* [WHAT YOU WILL DO]
Lines containing the word "원기둥의" are the ones to copy from the records below.

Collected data
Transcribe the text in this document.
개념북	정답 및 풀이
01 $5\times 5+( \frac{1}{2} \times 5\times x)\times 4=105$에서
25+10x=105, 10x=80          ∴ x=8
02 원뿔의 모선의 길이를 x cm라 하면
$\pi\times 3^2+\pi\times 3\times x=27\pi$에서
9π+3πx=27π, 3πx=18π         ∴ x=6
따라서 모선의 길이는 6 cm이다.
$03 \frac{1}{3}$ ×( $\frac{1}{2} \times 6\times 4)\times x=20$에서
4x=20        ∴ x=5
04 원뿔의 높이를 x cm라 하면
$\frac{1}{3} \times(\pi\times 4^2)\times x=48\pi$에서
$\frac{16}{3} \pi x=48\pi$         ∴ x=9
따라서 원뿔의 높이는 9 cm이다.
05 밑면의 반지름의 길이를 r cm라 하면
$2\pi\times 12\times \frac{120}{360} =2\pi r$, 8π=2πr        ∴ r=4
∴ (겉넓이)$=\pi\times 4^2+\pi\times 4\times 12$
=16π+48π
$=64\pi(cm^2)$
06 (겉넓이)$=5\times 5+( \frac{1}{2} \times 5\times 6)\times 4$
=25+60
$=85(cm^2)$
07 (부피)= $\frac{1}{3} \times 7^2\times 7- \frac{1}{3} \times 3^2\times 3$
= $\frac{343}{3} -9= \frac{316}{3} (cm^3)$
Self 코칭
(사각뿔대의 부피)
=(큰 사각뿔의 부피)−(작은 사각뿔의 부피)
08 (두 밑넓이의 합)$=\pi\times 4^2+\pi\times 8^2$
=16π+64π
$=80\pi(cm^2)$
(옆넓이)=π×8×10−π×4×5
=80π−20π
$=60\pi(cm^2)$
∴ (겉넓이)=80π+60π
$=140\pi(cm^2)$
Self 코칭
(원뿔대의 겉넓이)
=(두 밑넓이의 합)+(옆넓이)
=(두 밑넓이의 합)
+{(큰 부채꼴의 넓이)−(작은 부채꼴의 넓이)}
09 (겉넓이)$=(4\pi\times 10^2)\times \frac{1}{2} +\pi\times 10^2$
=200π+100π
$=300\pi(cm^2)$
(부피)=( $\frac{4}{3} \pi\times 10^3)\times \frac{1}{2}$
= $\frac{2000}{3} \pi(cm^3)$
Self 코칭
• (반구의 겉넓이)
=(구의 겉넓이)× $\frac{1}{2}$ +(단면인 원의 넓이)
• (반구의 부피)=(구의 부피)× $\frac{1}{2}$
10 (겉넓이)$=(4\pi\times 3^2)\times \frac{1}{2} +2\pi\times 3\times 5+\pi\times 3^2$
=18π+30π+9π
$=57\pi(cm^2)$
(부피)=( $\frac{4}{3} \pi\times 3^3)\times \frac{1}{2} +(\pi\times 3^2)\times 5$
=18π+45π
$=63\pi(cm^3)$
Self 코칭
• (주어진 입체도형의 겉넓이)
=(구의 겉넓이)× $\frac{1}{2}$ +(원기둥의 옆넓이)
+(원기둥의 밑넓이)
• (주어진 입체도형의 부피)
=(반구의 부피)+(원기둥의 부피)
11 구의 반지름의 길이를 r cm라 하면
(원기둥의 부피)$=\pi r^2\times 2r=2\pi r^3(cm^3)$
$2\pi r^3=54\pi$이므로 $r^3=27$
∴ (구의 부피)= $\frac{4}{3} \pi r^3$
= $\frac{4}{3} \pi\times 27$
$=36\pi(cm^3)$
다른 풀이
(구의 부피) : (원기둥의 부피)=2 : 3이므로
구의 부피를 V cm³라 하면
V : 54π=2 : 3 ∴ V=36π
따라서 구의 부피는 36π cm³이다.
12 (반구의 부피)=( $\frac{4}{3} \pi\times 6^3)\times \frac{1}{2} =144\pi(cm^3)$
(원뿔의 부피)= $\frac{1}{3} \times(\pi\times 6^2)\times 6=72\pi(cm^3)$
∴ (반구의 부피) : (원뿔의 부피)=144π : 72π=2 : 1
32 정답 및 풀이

* [TASK RESULT]
=(구의 겉넓이)× $\frac{1}{2}$ +(원기둥의 옆넓이)
+(원기둥의 밑넓이)
=(반구의 부피)+(원기둥의 부피)
(원기둥의 부피)$=\pi r^2\times 2r=2\pi r^3(cm^3)$
(구의 부피) : (원기둥의 부피)=2 : 3이므로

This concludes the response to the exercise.